**WORKING DATA**
════════════════
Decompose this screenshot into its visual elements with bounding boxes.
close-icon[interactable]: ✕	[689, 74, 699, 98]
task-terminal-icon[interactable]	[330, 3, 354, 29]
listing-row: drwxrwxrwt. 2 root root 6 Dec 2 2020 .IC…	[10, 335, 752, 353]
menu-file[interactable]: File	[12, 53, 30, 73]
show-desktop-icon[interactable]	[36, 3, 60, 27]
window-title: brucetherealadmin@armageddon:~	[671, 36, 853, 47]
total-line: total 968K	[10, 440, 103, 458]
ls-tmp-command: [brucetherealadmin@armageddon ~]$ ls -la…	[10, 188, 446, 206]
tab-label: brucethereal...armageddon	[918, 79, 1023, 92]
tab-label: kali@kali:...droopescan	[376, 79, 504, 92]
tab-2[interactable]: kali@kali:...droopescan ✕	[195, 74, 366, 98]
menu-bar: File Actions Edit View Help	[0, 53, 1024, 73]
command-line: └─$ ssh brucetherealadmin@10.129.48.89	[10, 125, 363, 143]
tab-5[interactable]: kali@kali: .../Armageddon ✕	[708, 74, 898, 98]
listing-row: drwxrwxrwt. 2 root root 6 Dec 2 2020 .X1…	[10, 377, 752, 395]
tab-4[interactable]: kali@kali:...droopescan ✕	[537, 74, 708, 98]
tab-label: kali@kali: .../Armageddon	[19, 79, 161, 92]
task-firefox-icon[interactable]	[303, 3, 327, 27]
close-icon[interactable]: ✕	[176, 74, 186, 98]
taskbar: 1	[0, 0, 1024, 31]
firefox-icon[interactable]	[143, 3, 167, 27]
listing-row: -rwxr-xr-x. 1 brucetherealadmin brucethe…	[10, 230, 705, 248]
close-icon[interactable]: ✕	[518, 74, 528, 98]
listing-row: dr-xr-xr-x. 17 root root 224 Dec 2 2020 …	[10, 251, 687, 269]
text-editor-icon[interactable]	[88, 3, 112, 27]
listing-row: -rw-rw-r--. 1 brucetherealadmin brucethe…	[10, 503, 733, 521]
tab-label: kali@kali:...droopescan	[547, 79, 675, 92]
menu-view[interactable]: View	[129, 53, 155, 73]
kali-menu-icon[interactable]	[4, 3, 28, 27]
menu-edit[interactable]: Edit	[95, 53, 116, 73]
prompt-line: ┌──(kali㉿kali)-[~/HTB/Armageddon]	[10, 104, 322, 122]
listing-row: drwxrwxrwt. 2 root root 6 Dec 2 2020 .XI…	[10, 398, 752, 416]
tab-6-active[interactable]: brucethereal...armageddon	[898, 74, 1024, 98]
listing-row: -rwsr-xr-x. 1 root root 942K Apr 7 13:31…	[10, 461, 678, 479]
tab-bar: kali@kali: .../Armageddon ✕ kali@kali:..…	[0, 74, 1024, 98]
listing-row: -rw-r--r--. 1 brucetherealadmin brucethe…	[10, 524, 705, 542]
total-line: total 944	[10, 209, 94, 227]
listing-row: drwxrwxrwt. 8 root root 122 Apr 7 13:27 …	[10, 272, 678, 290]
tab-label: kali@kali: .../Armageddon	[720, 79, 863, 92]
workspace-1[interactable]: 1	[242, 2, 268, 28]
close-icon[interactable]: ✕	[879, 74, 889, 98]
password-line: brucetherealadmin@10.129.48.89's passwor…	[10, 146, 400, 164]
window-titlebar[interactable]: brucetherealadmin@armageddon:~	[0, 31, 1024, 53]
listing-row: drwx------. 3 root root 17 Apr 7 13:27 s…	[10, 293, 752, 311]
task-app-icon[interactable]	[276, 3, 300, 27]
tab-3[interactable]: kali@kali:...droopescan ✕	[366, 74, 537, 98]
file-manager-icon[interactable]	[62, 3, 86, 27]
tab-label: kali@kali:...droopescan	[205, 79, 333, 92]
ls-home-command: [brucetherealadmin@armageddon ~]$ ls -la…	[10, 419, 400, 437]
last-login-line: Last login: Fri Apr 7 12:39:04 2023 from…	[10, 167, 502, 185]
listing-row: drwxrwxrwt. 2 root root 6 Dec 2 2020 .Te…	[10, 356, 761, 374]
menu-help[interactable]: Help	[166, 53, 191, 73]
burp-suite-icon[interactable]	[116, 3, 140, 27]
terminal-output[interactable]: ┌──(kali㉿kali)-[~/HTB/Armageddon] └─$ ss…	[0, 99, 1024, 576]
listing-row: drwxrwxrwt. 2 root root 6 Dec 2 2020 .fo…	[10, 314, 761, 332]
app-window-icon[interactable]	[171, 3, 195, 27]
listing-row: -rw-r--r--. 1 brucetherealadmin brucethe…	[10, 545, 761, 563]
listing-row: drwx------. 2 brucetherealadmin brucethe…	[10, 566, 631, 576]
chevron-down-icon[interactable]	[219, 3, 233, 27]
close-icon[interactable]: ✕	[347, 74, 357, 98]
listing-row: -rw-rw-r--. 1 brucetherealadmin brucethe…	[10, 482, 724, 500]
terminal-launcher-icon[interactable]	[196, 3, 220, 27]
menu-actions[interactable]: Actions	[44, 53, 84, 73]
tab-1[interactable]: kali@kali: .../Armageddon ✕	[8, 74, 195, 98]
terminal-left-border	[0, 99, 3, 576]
════════════════
**WHAT YOU HAVE TO DO**
In all of the rows above, swap every "droopescan" for "wpscan" and give the rows back with nothing else changed.

**COMPLETED EXERCISE**
Decompose this screenshot into its visual elements with bounding boxes.
close-icon[interactable]: ✕	[689, 74, 699, 98]
task-terminal-icon[interactable]	[330, 3, 354, 29]
listing-row: drwxrwxrwt. 2 root root 6 Dec 2 2020 .IC…	[10, 335, 752, 353]
menu-file[interactable]: File	[12, 53, 30, 73]
show-desktop-icon[interactable]	[36, 3, 60, 27]
window-title: brucetherealadmin@armageddon:~	[671, 36, 853, 47]
total-line: total 968K	[10, 440, 103, 458]
ls-tmp-command: [brucetherealadmin@armageddon ~]$ ls -la…	[10, 188, 446, 206]
tab-label: brucethereal...armageddon	[918, 79, 1023, 92]
tab-label: kali@kali:...wpscan	[376, 79, 504, 92]
tab-2[interactable]: kali@kali:...wpscan ✕	[195, 74, 366, 98]
menu-bar: File Actions Edit View Help	[0, 53, 1024, 73]
command-line: └─$ ssh brucetherealadmin@10.129.48.89	[10, 125, 363, 143]
tab-5[interactable]: kali@kali: .../Armageddon ✕	[708, 74, 898, 98]
listing-row: drwxrwxrwt. 2 root root 6 Dec 2 2020 .X1…	[10, 377, 752, 395]
tab-4[interactable]: kali@kali:...wpscan ✕	[537, 74, 708, 98]
tab-label: kali@kali: .../Armageddon	[19, 79, 161, 92]
task-firefox-icon[interactable]	[303, 3, 327, 27]
close-icon[interactable]: ✕	[176, 74, 186, 98]
taskbar: 1	[0, 0, 1024, 31]
firefox-icon[interactable]	[143, 3, 167, 27]
listing-row: -rwxr-xr-x. 1 brucetherealadmin brucethe…	[10, 230, 705, 248]
close-icon[interactable]: ✕	[518, 74, 528, 98]
listing-row: dr-xr-xr-x. 17 root root 224 Dec 2 2020 …	[10, 251, 687, 269]
text-editor-icon[interactable]	[88, 3, 112, 27]
listing-row: -rw-rw-r--. 1 brucetherealadmin brucethe…	[10, 503, 733, 521]
tab-label: kali@kali:...wpscan	[547, 79, 675, 92]
menu-view[interactable]: View	[129, 53, 155, 73]
kali-menu-icon[interactable]	[4, 3, 28, 27]
menu-edit[interactable]: Edit	[95, 53, 116, 73]
prompt-line: ┌──(kali㉿kali)-[~/HTB/Armageddon]	[10, 104, 322, 122]
listing-row: drwxrwxrwt. 2 root root 6 Dec 2 2020 .XI…	[10, 398, 752, 416]
tab-6-active[interactable]: brucethereal...armageddon	[898, 74, 1024, 98]
listing-row: -rwsr-xr-x. 1 root root 942K Apr 7 13:31…	[10, 461, 678, 479]
tab-bar: kali@kali: .../Armageddon ✕ kali@kali:..…	[0, 74, 1024, 98]
listing-row: -rw-r--r--. 1 brucetherealadmin brucethe…	[10, 524, 705, 542]
total-line: total 944	[10, 209, 94, 227]
listing-row: drwxrwxrwt. 8 root root 122 Apr 7 13:27 …	[10, 272, 678, 290]
tab-label: kali@kali: .../Armageddon	[720, 79, 863, 92]
workspace-1[interactable]: 1	[242, 2, 268, 28]
close-icon[interactable]: ✕	[879, 74, 889, 98]
password-line: brucetherealadmin@10.129.48.89's passwor…	[10, 146, 400, 164]
window-titlebar[interactable]: brucetherealadmin@armageddon:~	[0, 31, 1024, 53]
listing-row: drwx------. 3 root root 17 Apr 7 13:27 s…	[10, 293, 752, 311]
task-app-icon[interactable]	[276, 3, 300, 27]
tab-3[interactable]: kali@kali:...wpscan ✕	[366, 74, 537, 98]
file-manager-icon[interactable]	[62, 3, 86, 27]
tab-label: kali@kali:...wpscan	[205, 79, 333, 92]
ls-home-command: [brucetherealadmin@armageddon ~]$ ls -la…	[10, 419, 400, 437]
last-login-line: Last login: Fri Apr 7 12:39:04 2023 from…	[10, 167, 502, 185]
listing-row: drwxrwxrwt. 2 root root 6 Dec 2 2020 .Te…	[10, 356, 761, 374]
menu-help[interactable]: Help	[166, 53, 191, 73]
burp-suite-icon[interactable]	[116, 3, 140, 27]
terminal-output[interactable]: ┌──(kali㉿kali)-[~/HTB/Armageddon] └─$ ss…	[0, 99, 1024, 576]
listing-row: drwxrwxrwt. 2 root root 6 Dec 2 2020 .fo…	[10, 314, 761, 332]
app-window-icon[interactable]	[171, 3, 195, 27]
listing-row: -rw-r--r--. 1 brucetherealadmin brucethe…	[10, 545, 761, 563]
listing-row: drwx------. 2 brucetherealadmin brucethe…	[10, 566, 631, 576]
chevron-down-icon[interactable]	[219, 3, 233, 27]
close-icon[interactable]: ✕	[347, 74, 357, 98]
listing-row: -rw-rw-r--. 1 brucetherealadmin brucethe…	[10, 482, 724, 500]
terminal-launcher-icon[interactable]	[196, 3, 220, 27]
menu-actions[interactable]: Actions	[44, 53, 84, 73]
tab-1[interactable]: kali@kali: .../Armageddon ✕	[8, 74, 195, 98]
terminal-left-border	[0, 99, 3, 576]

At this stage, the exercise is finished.